Guest workers: a worn-out labor idea
Such programs are bad for immigrants and hurt U.S. workers as well.
By John J. Sweeney and Pablo Alvarado
JOHN J. SWEENEY is president of the AFL-CIO. PABLO ALVARADO is executive director of the National Day Laborer Organizing Network.
April 10, 2007
CORPORATE America has made an expanded guest worker program the cornerstone of its preferred brand of immigration reform, and no wonder: It will assure a steady flow of cheap labor from essentially indentured workers too afraid of being deported to protest substandard wages, chiseled benefits and unsafe working conditions.
Such a system will create a disenfranchised underclass of workers. That is not only morally indefensible, it is economically nonsensical. We've had plenty of bad experiences with such shortsighted answers to a complicated problem.
The notorious bracero program all but enslaved immigrant agricultural and railroad workers in the years after World War II. Today we have H-2A and H-2B visa programs to remind us that "temporary" immigration employment models rest on a faulty foundation.
The H-2 programs bring in agricultural and other seasonal workers to pick crops, do construction and work in the seafood industry, among other jobs. Workers typically borrow large amounts of money to pay travel expenses, fees and sometimes bribes to recruiters. That means that before they even begin to work, they are indebted. They leave their families at home, and they are essentially "bound" to employers who can send them home on a whim and who do not have to prove a need to hire them in the first place.

•••

**Directives:**
a. Name the three conditions that, according to the guest worker op-ed, essentially indentured workers would be too afraid of deportation to protest.
b. In the guest worker op-ed, what position does Pablo Alvarado hold?
c. Carry on writing the guest worker op-ed, starting right after its final sentence.

**Recorded data:**
•••

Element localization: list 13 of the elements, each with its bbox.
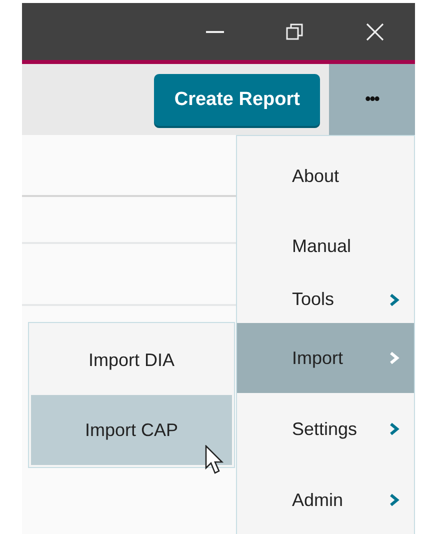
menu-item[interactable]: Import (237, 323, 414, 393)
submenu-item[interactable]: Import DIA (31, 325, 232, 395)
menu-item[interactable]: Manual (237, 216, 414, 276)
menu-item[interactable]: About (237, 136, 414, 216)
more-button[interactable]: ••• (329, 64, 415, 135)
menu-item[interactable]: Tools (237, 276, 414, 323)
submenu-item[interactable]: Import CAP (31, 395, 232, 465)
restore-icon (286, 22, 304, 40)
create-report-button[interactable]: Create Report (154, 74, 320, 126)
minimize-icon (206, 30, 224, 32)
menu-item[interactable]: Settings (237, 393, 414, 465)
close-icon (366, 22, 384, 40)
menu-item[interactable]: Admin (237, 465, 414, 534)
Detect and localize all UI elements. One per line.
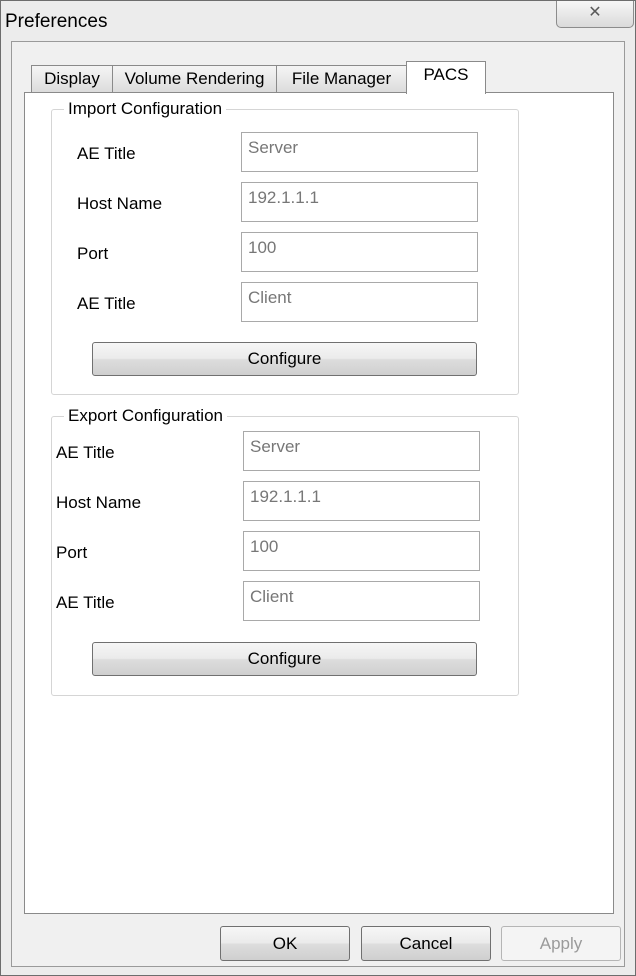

•••

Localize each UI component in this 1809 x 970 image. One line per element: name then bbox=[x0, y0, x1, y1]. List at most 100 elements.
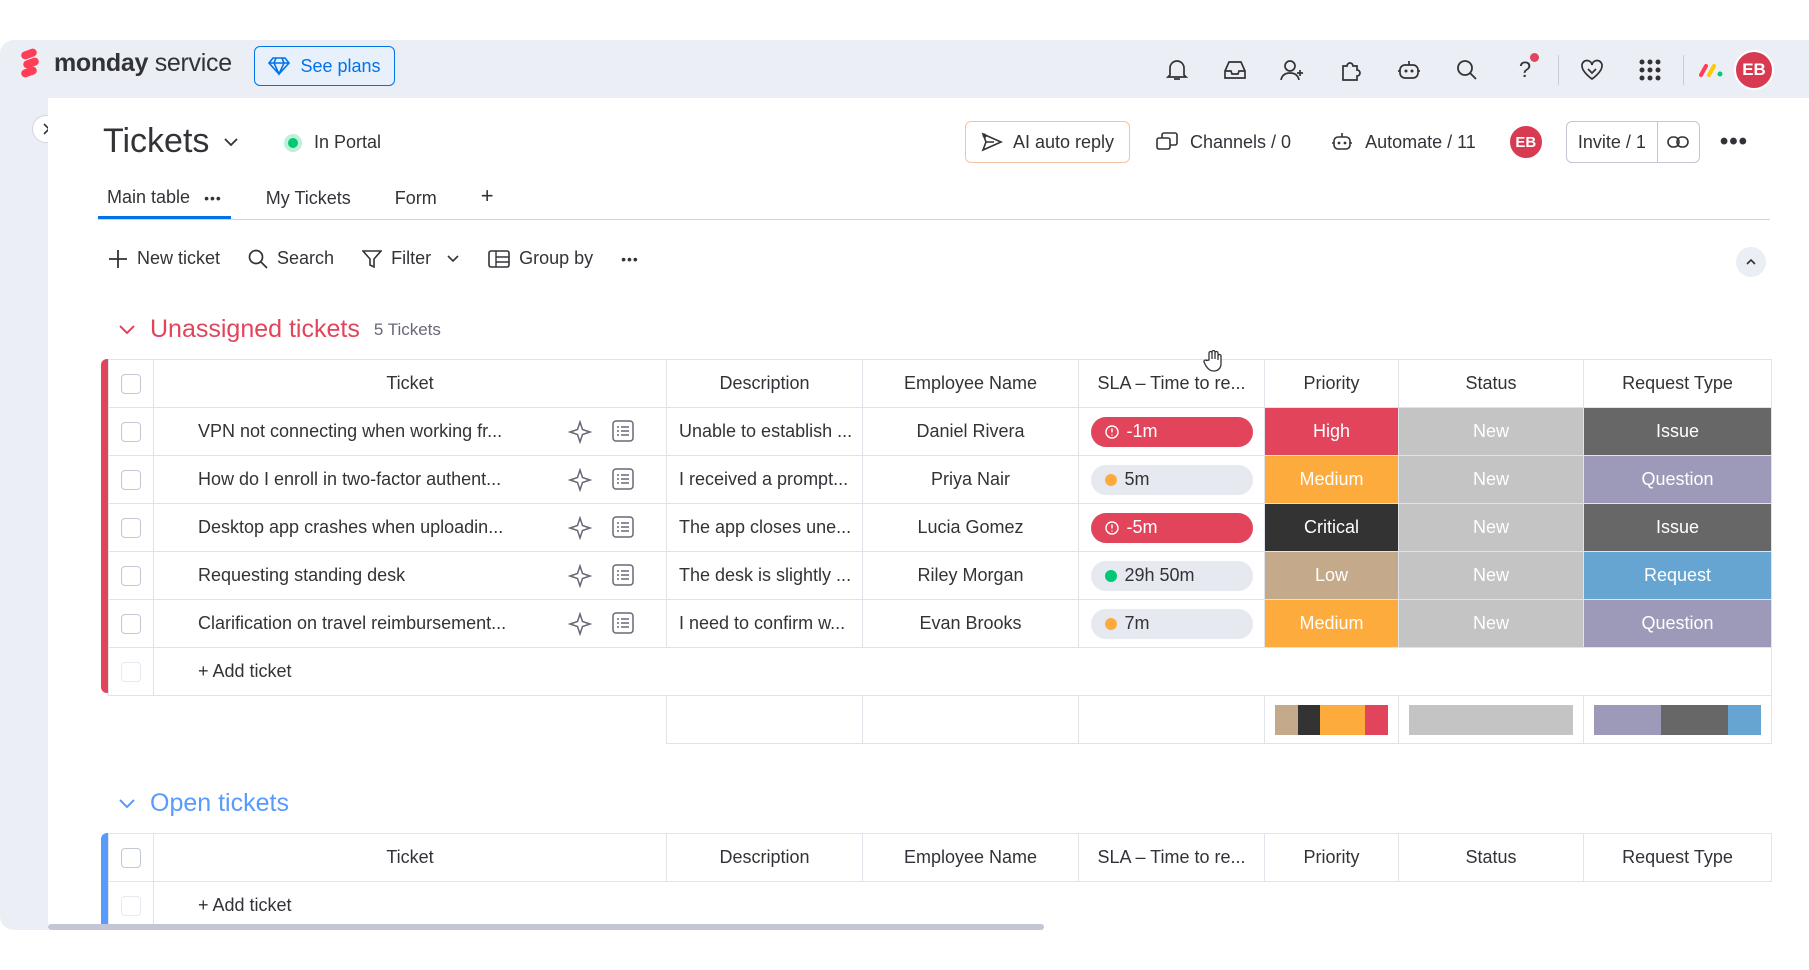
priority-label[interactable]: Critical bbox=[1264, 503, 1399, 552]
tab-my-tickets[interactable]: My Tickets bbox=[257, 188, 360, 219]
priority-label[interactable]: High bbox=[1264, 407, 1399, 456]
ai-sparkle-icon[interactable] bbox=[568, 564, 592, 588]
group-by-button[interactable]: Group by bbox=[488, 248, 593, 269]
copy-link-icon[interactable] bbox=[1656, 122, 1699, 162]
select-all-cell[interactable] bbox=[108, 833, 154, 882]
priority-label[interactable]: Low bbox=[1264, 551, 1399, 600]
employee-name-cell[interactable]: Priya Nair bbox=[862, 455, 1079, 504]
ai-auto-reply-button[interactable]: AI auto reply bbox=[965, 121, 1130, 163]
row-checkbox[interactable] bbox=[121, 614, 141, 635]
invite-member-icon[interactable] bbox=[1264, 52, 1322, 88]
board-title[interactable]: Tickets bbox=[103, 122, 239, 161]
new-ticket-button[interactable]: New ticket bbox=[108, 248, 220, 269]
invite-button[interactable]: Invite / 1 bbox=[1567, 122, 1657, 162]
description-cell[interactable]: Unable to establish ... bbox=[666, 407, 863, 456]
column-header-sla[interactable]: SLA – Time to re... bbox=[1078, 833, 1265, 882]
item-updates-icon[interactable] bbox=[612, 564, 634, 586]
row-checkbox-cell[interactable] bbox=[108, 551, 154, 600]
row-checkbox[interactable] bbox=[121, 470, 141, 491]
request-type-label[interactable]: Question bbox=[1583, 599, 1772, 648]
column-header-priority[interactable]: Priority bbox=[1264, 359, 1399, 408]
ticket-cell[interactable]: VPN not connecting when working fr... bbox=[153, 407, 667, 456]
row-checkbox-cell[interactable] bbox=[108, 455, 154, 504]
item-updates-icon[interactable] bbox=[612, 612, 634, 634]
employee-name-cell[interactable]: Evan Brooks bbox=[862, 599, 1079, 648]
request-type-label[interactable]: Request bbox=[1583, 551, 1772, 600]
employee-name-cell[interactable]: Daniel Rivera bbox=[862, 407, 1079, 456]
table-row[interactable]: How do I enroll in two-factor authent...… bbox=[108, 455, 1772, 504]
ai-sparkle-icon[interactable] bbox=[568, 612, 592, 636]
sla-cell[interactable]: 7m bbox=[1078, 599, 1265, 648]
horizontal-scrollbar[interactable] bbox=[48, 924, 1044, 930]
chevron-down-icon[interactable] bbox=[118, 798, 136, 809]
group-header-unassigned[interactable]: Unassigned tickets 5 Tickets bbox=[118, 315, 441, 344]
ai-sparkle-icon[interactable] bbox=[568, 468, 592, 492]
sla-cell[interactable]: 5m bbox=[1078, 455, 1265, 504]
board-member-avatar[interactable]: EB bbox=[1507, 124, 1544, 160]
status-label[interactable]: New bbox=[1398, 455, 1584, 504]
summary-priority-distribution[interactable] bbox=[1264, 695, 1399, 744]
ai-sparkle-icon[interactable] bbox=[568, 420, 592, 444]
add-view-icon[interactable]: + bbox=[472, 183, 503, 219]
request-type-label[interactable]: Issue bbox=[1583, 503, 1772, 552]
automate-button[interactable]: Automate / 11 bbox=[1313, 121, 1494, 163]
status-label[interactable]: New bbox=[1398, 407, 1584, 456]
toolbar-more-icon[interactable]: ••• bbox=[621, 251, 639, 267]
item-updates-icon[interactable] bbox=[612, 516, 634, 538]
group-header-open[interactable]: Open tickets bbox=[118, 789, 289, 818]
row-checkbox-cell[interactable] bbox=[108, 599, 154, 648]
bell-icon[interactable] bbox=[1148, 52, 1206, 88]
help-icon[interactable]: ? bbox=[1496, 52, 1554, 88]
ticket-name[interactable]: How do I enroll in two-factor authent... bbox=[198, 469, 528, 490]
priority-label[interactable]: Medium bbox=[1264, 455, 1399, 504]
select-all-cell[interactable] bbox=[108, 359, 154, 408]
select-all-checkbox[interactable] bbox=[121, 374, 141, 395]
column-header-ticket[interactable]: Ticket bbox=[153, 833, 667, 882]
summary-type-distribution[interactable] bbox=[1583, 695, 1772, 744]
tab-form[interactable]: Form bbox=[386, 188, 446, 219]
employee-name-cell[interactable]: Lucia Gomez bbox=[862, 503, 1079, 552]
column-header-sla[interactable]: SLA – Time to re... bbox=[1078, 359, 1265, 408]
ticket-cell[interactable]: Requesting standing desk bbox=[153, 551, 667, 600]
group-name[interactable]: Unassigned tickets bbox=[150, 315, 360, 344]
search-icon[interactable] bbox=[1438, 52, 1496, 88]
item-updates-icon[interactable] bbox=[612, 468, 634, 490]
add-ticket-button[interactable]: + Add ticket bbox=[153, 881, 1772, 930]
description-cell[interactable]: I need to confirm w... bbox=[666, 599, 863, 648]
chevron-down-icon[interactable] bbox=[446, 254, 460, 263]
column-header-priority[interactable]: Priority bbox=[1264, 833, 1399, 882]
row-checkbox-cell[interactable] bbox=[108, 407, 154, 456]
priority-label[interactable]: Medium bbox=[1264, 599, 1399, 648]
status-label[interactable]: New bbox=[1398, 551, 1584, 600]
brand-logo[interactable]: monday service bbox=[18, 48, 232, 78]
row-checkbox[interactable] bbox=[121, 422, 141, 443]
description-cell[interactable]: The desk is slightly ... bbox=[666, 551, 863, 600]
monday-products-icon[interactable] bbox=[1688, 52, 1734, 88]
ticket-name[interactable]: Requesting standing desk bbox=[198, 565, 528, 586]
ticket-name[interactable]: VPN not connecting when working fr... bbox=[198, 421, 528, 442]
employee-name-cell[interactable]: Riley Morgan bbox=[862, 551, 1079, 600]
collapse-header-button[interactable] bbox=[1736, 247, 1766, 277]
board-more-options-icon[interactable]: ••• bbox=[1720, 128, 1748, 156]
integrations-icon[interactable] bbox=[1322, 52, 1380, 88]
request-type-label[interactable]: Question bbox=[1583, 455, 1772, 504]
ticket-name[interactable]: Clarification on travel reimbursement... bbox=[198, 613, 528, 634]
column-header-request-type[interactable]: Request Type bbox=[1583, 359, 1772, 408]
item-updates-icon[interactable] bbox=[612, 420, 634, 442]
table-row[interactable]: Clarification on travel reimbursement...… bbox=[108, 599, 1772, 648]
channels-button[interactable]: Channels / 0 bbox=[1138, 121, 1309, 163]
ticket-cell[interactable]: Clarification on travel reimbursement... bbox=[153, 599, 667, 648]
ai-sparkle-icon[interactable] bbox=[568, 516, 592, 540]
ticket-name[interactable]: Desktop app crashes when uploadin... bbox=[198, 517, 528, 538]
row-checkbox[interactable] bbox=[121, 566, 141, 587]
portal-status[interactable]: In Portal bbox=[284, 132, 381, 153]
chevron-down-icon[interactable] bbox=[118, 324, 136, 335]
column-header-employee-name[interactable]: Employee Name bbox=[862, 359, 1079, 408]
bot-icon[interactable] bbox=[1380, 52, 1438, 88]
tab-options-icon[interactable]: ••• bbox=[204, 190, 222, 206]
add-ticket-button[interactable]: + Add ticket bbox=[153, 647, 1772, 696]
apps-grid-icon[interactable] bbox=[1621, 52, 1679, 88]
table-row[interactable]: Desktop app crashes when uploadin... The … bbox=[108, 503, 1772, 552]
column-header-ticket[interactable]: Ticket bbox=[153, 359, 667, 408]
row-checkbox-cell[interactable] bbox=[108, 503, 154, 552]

•••

**Expected results:**
a. Substandard wages, chiseled benefits, and unsafe working conditions.

b. He is executive director of the National Day Laborer Organizing Network.

c.
According to a new study published by the Southern Poverty Law Center, it is not unusual for a Guatemalan worker to pay more than $2,500 in fees to obtain a seasonal guest worker position, about a year's worth of income in Guatemala. And Thai workers have been known to pay as much as $10,000 for the chance to harvest crops in the orchards of the Pacific Northwest. Interest rates on the loans are sometimes as high as 20% a month. Homes and vehicles are required collateral. Handcuffed by their debt, the "guests" are forced to remain and work for employers even when their pay and working conditions are second-rate, hazardous or abusive. Hungry children inevitably checkmate protest.
Technically, these programs include some legal protections, but in reality, those protections exist mostly on paper. Government enforcement is almost nonexistent. Private attorneys refuse to take cases. And guest workers, especially the poorest, the least educated and those with the least English, end up with no choice but to put their heads down and toil, innocently undermining employment standards for all U.S. workers in the process.
This doesn't mean that there is no solution to the immigration crisis or no good way to deal with workers and families who will want to come — and who we will need to come — to the United States to work.
In 1997, the U.S. Commission on Immigration Reform validated our belief that a "properly regulated system of permanent admissions serves the national interest" and warned that another temporary-worker program would be a "grievous mistake." This means that everyone who is admitted to work must immediately be on a track toward permanent residency or citizenship.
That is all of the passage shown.